**Objective**
Extract each line of the data and write it out again exactly.

**Material for this exercise**
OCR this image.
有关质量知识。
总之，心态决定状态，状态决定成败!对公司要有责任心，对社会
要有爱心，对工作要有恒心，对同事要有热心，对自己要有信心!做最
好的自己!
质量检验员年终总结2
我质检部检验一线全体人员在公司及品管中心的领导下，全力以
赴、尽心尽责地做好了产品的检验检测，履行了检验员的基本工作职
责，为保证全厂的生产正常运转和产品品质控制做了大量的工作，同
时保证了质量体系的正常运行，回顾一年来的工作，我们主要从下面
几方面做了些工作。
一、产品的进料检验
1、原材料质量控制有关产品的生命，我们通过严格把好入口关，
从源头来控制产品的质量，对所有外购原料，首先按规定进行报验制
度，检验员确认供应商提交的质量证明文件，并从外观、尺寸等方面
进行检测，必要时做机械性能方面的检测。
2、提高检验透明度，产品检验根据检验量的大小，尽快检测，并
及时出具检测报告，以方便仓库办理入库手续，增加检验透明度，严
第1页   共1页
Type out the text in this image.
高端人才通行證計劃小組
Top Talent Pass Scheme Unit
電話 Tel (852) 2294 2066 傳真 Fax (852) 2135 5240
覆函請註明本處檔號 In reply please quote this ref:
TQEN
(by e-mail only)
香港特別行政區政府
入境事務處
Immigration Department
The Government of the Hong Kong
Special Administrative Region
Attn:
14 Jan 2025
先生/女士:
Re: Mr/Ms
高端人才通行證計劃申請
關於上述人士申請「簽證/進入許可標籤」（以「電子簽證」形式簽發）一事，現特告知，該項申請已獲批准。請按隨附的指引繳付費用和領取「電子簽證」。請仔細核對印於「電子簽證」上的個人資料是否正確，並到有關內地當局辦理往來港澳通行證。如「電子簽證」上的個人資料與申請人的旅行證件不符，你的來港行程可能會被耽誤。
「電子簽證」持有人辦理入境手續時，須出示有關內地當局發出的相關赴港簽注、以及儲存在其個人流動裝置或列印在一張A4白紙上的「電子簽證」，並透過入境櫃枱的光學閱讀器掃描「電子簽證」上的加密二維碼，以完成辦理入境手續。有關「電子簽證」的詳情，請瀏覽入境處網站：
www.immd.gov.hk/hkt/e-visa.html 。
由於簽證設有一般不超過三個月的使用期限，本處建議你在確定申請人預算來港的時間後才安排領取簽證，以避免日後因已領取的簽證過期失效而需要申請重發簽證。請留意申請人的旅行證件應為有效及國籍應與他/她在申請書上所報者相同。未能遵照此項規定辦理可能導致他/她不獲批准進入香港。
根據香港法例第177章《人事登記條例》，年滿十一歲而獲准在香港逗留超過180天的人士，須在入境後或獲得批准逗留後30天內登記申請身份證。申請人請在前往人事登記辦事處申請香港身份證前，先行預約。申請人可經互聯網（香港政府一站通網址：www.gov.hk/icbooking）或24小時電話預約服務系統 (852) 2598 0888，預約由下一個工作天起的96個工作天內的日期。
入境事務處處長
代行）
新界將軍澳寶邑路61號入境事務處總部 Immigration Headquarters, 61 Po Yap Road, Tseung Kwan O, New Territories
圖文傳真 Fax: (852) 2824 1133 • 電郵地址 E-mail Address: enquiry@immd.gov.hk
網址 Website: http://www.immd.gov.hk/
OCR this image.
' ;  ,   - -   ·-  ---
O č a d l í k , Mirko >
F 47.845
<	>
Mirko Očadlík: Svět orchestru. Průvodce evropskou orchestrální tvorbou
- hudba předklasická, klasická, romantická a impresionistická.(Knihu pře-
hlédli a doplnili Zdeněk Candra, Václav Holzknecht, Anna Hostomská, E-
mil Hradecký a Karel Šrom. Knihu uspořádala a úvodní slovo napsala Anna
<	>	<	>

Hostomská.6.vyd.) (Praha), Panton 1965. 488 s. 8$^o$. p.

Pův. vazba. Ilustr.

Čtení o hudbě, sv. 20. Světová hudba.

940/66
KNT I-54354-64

**Answer for this exercise**
OCR this image.
有关质量知识。
总之，心态决定状态，状态决定成败!对公司要有责任心，对社会
要有爱心，对工作要有恒心，对同事要有热心，对自己要有信心!做最
好的自己!
质量检验员年终总结2
我质检部检验一线全体人员在公司及品管中心的领导下，全力以
赴、尽心尽责地做好了产品的检验检测，履行了检验员的基本工作职
责，为保证全厂的生产正常运转和产品品质控制做了大量的工作，同
时保证了质量体系的正常运行，回顾一年来的工作，我们主要从下面
几方面做了些工作。
一、产品的进料检验
1、原材料质量控制有关产品的生命，我们通过严格把好入口关，
从源头来控制产品的质量，对所有外购原料，首先按规定进行报验制
度，检验员确认供应商提交的质量证明文件，并从外观、尺寸等方面
进行检测，必要时做机械性能方面的检测。
2、提高检验透明度，产品检验根据检验量的大小，尽快检测，并
及时出具检测报告，以方便仓库办理入库手续，增加检验透明度，严
第1页   共1页
Type out the text in this image.
高端人才通行證計劃小組
Top Talent Pass Scheme Unit
電話 Tel (852) 2294 2066 傳真 Fax (852) 2135 5240
覆函請註明本處檔號 In reply please quote this ref:
TQEN
(by e-mail only)
香港特別行政區政府
入境事務處
Immigration Department
The Government of the Hong Kong
Special Administrative Region
Attn:
14 Jan 2025
先生/女士:
Re: Mr/Ms
高端人才通行證計劃申請
關於上述人士申請「簽證/進入許可標籤」（以「電子簽證」形式簽發）一事，現特告知，該項申請已獲批准。請按隨附的指引繳付費用和領取「電子簽證」。請仔細核對印於「電子簽證」上的個人資料是否正確，並到有關內地當局辦理往來港澳通行證。如「電子簽證」上的個人資料與申請人的旅行證件不符，你的來港行程可能會被耽誤。
「電子簽證」持有人辦理入境手續時，須出示有關內地當局發出的相關赴港簽注、以及儲存在其個人流動裝置或列印在一張A4白紙上的「電子簽證」，並透過入境櫃枱的光學閱讀器掃描「電子簽證」上的加密二維碼，以完成辦理入境手續。有關「電子簽證」的詳情，請瀏覽入境處網站：
www.immd.gov.hk/hkt/e-visa.html 。
由於簽證設有一般不超過三個月的使用期限，本處建議你在確定申請人預算來港的時間後才安排領取簽證，以避免日後因已領取的簽證過期失效而需要申請重發簽證。請留意申請人的旅行證件應為有效及國籍應與他/她在申請書上所報者相同。未能遵照此項規定辦理可能導致他/她不獲批准進入香港。
根據香港法例第177章《人事登記條例》，年滿十一歲而獲准在香港逗留超過180天的人士，須在入境後或獲得批准逗留後30天內登記申請身份證。申請人請在前往人事登記辦事處申請香港身份證前，先行預約。申請人可經互聯網（香港政府一站通網址：www.gov.hk/icbooking）或24小時電話預約服務系統 (852) 2598 0888，預約由下一個工作天起的96個工作天內的日期。
入境事務處處長
代行）
新界將軍澳寶邑路61號入境事務處總部 Immigration Headquarters, 61 Po Yap Road, Tseung Kwan O, New Territories
圖文傳真 Fax: (852) 2824 1133 • 電郵地址 E-mail Address: enquiry@immd.gov.hk
網址 Website: http://www.immd.gov.hk/
OCR this image.
' ;  ,   - -   ·-  ---
O č a d l í k , Mirko >
F 47.845
<	>
Mirko Očadlík: Svět orchestru. Průvodce evropskou orchestrální tvorbou
- hudba předklasická, klasická, romantická a impresionistická.(Knihu pře-
hlédli a doplnili Zdeněk Candra, Václav Holzknecht, Anna Hostomská, E-
mil Hradecký a Karel Šrom. Knihu uspořádala a úvodní slovo napsala Anna
<	>	<	>

Hostomská.6.vyd.) (Praha), Panton 1965. 488 s. 8$^o$. p.

Pův. vazba. Ilustr.

Čtení o hudbě, sv. 20. Světová hudba.

940/66
KNT I-54354-64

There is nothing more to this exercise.